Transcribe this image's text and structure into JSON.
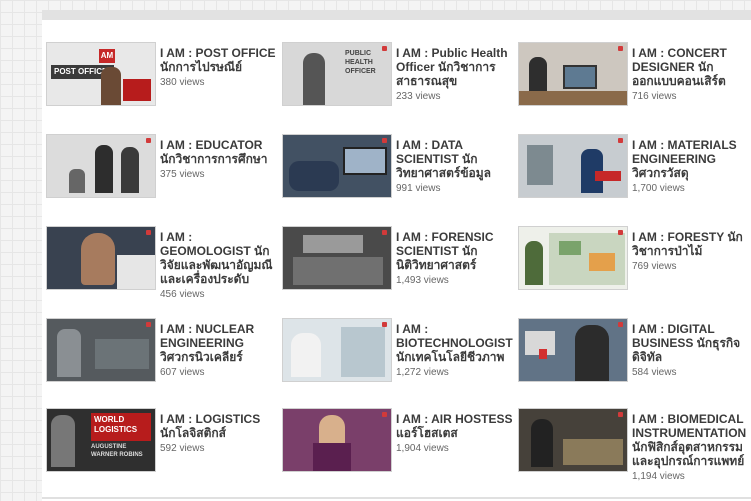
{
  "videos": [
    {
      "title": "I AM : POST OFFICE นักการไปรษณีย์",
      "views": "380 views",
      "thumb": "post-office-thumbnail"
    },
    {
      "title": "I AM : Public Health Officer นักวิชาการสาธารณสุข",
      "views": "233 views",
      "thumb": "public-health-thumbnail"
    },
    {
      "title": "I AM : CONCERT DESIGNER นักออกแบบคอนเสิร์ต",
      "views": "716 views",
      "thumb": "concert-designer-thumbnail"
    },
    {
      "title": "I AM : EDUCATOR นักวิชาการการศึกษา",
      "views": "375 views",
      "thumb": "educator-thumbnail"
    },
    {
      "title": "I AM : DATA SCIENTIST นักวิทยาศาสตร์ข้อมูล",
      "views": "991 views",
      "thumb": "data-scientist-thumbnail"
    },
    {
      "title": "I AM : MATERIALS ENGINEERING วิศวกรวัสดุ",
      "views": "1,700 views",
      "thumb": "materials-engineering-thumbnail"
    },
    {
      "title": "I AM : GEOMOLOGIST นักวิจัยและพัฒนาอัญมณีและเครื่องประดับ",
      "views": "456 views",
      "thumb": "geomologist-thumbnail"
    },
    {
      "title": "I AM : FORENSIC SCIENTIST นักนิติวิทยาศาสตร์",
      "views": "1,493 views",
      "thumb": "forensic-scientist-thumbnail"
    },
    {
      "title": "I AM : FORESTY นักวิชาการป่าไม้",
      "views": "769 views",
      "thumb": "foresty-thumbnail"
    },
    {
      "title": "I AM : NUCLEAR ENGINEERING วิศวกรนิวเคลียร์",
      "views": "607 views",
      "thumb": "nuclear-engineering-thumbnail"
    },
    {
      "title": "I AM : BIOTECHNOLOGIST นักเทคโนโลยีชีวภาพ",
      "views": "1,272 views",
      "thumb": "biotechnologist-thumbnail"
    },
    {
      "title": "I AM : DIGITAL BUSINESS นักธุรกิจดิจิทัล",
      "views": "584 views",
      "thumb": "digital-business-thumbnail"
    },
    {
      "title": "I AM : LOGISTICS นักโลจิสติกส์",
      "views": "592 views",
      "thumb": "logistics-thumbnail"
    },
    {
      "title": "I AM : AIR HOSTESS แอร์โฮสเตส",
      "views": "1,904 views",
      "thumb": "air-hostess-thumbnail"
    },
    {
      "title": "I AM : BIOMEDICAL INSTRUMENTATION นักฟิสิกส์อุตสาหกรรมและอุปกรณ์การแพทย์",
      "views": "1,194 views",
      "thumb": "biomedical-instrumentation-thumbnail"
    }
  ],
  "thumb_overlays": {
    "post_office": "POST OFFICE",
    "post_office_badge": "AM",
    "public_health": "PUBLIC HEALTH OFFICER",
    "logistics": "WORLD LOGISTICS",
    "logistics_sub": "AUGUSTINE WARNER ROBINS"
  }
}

# REQUEST:
From the material above, reproduce everything verbatim except the pictures.

# RESPONSE:
Transcribe this image's text and structure into JSON.
{
  "videos": [
    {
      "title": "I AM : POST OFFICE นักการไปรษณีย์",
      "views": "380 views",
      "thumb": "post-office-thumbnail"
    },
    {
      "title": "I AM : Public Health Officer นักวิชาการสาธารณสุข",
      "views": "233 views",
      "thumb": "public-health-thumbnail"
    },
    {
      "title": "I AM : CONCERT DESIGNER นักออกแบบคอนเสิร์ต",
      "views": "716 views",
      "thumb": "concert-designer-thumbnail"
    },
    {
      "title": "I AM : EDUCATOR นักวิชาการการศึกษา",
      "views": "375 views",
      "thumb": "educator-thumbnail"
    },
    {
      "title": "I AM : DATA SCIENTIST นักวิทยาศาสตร์ข้อมูล",
      "views": "991 views",
      "thumb": "data-scientist-thumbnail"
    },
    {
      "title": "I AM : MATERIALS ENGINEERING วิศวกรวัสดุ",
      "views": "1,700 views",
      "thumb": "materials-engineering-thumbnail"
    },
    {
      "title": "I AM : GEOMOLOGIST นักวิจัยและพัฒนาอัญมณีและเครื่องประดับ",
      "views": "456 views",
      "thumb": "geomologist-thumbnail"
    },
    {
      "title": "I AM : FORENSIC SCIENTIST นักนิติวิทยาศาสตร์",
      "views": "1,493 views",
      "thumb": "forensic-scientist-thumbnail"
    },
    {
      "title": "I AM : FORESTY นักวิชาการป่าไม้",
      "views": "769 views",
      "thumb": "foresty-thumbnail"
    },
    {
      "title": "I AM : NUCLEAR ENGINEERING วิศวกรนิวเคลียร์",
      "views": "607 views",
      "thumb": "nuclear-engineering-thumbnail"
    },
    {
      "title": "I AM : BIOTECHNOLOGIST นักเทคโนโลยีชีวภาพ",
      "views": "1,272 views",
      "thumb": "biotechnologist-thumbnail"
    },
    {
      "title": "I AM : DIGITAL BUSINESS นักธุรกิจดิจิทัล",
      "views": "584 views",
      "thumb": "digital-business-thumbnail"
    },
    {
      "title": "I AM : LOGISTICS นักโลจิสติกส์",
      "views": "592 views",
      "thumb": "logistics-thumbnail"
    },
    {
      "title": "I AM : AIR HOSTESS แอร์โฮสเตส",
      "views": "1,904 views",
      "thumb": "air-hostess-thumbnail"
    },
    {
      "title": "I AM : BIOMEDICAL INSTRUMENTATION นักฟิสิกส์อุตสาหกรรมและอุปกรณ์การแพทย์",
      "views": "1,194 views",
      "thumb": "biomedical-instrumentation-thumbnail"
    }
  ],
  "thumb_overlays": {
    "post_office": "POST OFFICE",
    "post_office_badge": "AM",
    "public_health": "PUBLIC HEALTH OFFICER",
    "logistics": "WORLD LOGISTICS",
    "logistics_sub": "AUGUSTINE WARNER ROBINS"
  }
}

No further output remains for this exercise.